[Task brief]:
According to the text on crevasses below, what is the name of the process in which meltwater flowing through a crevasse widens the crack?

[Extracted text]:
--------
Close-up view showing the strain in the ice as it is pulled by changes in flow speed. Photo: S. Howard
Lastly, crevasses are interesting because sometimes fascinating things fall into them. A few studies have shown that wind-blown meteorites get caught in snow-filled crevasses. Knowing where to look for rare meteorites is a huge help to our friends in the astro-geology community. Crevasses are also the places where meltwater drains down to the base of the ice. This affects the slipperiness of the glacier’s bed, and can speed up its flow. Meltwater flowing through crevasses also widens the crack in a process called hydrofracturing. This can further weaken the structural stability around the crevasse, priming the area for a later break. While Rosetta-Ice is not specifically looking for extraterrestrial rocks or draining water, we are on the lookout in our radar data for anything that can tell us about the history or current flow conditions of the Ross Ice Shelf.
On another note, we’ve received questions from students at East Harlem School; here are answers to a few of them.
Is it possible for plants to grow in Antarctica?
--------
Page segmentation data
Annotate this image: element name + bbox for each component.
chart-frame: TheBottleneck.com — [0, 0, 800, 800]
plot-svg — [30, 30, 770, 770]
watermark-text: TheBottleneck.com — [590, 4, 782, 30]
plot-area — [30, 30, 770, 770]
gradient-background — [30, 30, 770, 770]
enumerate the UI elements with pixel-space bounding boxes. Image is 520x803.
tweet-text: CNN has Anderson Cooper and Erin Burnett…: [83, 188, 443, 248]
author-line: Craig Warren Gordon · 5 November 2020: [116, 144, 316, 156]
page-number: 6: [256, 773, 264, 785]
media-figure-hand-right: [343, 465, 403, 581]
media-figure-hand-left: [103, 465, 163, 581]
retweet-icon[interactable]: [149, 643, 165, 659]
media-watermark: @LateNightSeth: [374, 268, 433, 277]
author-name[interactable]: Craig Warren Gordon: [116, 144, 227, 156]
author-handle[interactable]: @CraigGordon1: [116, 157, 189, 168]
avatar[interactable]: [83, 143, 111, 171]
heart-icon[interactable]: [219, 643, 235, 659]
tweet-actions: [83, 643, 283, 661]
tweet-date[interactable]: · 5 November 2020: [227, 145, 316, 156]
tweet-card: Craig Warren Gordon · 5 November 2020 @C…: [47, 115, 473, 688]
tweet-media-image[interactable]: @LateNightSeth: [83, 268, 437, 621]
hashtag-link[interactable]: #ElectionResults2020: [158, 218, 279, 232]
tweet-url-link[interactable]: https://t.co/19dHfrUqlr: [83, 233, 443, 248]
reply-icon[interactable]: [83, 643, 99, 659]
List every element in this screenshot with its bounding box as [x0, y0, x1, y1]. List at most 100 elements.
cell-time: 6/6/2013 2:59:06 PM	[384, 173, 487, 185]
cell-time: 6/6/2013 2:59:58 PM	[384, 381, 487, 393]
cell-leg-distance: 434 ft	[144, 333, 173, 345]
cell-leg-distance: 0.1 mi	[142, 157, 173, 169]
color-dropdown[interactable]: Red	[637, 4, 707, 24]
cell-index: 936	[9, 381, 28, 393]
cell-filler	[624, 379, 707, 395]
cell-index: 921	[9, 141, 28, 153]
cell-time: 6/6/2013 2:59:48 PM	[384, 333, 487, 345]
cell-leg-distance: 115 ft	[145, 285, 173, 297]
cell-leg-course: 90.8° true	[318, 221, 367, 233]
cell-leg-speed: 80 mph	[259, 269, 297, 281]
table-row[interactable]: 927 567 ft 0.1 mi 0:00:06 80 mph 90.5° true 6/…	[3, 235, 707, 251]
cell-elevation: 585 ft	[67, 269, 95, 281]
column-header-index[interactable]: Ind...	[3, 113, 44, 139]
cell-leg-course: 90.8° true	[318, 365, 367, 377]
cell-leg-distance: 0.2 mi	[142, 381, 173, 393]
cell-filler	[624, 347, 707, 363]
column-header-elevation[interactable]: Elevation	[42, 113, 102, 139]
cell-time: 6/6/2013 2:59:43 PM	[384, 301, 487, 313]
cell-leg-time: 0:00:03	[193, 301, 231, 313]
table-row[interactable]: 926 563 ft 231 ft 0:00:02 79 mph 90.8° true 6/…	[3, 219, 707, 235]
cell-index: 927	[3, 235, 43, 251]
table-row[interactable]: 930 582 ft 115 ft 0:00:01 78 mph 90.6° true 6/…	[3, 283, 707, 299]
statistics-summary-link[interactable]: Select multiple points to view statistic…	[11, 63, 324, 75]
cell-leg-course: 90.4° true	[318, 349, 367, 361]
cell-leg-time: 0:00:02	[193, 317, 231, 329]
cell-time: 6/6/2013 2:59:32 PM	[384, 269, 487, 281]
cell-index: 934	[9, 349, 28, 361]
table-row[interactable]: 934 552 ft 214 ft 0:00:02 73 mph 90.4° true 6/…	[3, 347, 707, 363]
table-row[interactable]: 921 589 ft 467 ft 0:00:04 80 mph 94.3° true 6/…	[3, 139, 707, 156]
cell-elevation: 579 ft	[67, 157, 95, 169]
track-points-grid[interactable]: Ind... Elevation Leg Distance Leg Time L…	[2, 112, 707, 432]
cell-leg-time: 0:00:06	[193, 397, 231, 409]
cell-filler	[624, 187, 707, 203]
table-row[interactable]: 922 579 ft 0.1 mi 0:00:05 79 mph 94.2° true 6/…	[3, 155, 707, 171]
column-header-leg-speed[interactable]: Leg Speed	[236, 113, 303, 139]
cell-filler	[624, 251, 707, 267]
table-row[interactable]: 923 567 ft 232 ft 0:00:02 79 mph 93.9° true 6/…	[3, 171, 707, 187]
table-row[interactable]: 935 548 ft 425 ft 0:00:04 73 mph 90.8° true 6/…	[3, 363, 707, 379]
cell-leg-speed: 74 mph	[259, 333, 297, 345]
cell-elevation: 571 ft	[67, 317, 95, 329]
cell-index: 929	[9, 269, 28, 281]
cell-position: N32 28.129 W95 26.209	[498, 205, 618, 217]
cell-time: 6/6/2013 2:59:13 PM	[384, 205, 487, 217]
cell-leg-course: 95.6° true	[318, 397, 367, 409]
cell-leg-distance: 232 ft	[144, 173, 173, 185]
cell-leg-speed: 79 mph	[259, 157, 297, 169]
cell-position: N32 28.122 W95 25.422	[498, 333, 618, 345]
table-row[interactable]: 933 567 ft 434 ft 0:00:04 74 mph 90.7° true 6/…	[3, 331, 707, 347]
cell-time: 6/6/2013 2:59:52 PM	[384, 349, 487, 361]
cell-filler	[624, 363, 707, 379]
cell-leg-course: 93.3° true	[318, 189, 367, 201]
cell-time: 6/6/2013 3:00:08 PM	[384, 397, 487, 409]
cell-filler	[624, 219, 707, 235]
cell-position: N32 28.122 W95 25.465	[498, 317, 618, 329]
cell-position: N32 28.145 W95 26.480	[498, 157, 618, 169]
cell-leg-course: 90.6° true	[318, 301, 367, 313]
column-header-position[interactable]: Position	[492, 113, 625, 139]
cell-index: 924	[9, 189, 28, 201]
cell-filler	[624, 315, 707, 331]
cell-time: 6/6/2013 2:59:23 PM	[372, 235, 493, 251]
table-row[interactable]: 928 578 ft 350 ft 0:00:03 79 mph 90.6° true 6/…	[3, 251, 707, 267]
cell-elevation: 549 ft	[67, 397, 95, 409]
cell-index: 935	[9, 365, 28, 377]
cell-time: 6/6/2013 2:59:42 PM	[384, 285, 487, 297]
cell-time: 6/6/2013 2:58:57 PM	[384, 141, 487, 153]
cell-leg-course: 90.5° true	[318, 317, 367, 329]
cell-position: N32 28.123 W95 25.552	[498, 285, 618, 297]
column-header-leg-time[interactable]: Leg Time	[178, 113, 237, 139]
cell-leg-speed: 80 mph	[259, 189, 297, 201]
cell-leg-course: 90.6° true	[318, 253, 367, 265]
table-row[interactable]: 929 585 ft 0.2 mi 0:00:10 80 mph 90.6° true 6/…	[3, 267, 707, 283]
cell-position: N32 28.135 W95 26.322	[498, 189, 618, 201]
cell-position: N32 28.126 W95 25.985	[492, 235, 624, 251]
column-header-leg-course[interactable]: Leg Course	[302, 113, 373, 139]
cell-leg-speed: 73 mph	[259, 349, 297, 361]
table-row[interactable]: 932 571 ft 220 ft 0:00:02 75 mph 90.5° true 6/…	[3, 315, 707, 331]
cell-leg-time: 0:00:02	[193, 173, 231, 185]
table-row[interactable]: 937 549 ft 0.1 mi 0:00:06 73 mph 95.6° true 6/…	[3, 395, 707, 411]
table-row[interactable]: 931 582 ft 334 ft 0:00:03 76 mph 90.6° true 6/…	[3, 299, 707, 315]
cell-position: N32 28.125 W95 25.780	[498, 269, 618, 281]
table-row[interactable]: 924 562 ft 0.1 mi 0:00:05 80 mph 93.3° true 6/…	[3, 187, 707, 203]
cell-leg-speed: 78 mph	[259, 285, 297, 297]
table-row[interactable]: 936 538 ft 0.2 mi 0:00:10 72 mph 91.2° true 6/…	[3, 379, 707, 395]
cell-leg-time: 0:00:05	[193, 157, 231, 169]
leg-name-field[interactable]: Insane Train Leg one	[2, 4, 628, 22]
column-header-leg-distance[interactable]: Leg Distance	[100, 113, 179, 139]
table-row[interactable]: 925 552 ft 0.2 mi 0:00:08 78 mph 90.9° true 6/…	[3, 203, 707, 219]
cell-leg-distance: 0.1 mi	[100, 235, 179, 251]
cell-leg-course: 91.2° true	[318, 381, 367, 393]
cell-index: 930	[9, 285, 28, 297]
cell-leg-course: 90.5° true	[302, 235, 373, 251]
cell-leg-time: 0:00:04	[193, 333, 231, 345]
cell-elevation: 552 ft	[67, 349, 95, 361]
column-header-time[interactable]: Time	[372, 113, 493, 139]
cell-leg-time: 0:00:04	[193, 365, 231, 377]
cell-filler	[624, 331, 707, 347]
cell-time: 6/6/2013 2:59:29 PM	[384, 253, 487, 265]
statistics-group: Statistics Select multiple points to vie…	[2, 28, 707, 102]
--------
[Answer for this exercise]:
Hydrofracturing.